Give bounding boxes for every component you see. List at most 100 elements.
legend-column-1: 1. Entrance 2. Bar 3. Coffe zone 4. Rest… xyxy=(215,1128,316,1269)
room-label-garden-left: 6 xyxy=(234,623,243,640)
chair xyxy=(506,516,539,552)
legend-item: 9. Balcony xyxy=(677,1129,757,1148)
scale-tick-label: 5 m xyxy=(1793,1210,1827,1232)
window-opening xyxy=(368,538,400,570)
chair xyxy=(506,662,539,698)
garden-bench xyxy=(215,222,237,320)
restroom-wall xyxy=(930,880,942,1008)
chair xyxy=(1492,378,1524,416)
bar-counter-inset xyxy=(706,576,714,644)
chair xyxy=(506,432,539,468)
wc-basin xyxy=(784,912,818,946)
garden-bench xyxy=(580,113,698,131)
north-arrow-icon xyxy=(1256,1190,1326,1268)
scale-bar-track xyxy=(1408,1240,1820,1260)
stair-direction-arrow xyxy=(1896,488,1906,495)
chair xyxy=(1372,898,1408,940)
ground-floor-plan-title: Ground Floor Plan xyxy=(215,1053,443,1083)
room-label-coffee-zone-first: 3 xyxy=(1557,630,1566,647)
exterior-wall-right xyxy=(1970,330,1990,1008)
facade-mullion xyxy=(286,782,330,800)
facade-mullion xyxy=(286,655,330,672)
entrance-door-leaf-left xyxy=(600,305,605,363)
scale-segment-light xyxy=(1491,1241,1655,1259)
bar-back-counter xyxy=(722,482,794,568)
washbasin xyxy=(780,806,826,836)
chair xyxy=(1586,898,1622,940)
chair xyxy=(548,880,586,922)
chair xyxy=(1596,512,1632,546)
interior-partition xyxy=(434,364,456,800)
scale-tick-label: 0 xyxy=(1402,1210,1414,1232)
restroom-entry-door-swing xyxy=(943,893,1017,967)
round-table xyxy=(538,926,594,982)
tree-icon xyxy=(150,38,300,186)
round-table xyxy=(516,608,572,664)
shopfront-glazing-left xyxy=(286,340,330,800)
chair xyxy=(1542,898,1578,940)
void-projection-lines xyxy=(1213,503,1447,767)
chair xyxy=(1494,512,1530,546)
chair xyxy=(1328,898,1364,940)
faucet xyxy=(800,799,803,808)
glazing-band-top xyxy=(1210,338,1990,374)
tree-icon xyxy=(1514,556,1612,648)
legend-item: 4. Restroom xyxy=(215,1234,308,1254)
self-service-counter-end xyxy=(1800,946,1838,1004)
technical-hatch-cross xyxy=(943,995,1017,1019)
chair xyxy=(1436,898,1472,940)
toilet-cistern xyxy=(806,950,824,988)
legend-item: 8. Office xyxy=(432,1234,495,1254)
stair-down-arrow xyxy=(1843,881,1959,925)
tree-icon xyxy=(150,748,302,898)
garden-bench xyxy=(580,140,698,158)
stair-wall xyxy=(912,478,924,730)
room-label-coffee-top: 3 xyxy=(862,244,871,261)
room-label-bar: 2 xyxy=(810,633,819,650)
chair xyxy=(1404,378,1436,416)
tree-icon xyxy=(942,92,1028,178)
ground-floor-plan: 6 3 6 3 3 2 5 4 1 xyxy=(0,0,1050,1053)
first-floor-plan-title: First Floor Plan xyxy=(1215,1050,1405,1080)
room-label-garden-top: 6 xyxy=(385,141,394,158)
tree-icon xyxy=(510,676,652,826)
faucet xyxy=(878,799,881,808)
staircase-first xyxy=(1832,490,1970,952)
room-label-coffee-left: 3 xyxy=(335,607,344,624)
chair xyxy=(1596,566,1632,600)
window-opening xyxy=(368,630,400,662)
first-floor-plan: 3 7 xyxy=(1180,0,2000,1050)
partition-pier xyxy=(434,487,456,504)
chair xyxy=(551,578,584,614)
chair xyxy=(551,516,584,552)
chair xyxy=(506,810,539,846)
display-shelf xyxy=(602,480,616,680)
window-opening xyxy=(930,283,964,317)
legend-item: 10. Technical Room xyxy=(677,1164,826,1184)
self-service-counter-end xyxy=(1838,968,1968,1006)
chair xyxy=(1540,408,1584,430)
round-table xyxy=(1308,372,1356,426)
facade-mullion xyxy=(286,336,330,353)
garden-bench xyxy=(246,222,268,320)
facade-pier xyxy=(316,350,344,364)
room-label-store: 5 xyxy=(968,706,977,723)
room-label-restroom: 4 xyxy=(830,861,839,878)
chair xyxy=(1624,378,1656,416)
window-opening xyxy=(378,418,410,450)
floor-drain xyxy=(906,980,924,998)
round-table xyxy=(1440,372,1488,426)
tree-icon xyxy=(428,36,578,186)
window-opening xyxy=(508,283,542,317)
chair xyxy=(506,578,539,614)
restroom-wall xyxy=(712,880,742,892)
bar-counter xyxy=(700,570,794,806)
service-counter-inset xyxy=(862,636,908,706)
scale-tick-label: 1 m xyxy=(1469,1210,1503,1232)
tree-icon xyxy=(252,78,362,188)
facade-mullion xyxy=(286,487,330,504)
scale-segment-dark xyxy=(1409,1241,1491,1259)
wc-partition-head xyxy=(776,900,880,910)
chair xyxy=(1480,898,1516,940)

* _Requirements_:
Could you write out everything from the first row down to the row containing "chair xyxy=(1492,378,1524,416)", swapping "garden-bench" for "park-bench" and leaving all else unchanged?

* _Solved exercise_:
Give bounding boxes for every component you see. List at most 100 elements.
legend-column-1: 1. Entrance 2. Bar 3. Coffe zone 4. Rest… xyxy=(215,1128,316,1269)
room-label-garden-left: 6 xyxy=(234,623,243,640)
chair xyxy=(506,516,539,552)
legend-item: 9. Balcony xyxy=(677,1129,757,1148)
scale-tick-label: 5 m xyxy=(1793,1210,1827,1232)
window-opening xyxy=(368,538,400,570)
chair xyxy=(506,662,539,698)
park-bench xyxy=(215,222,237,320)
restroom-wall xyxy=(930,880,942,1008)
chair xyxy=(1492,378,1524,416)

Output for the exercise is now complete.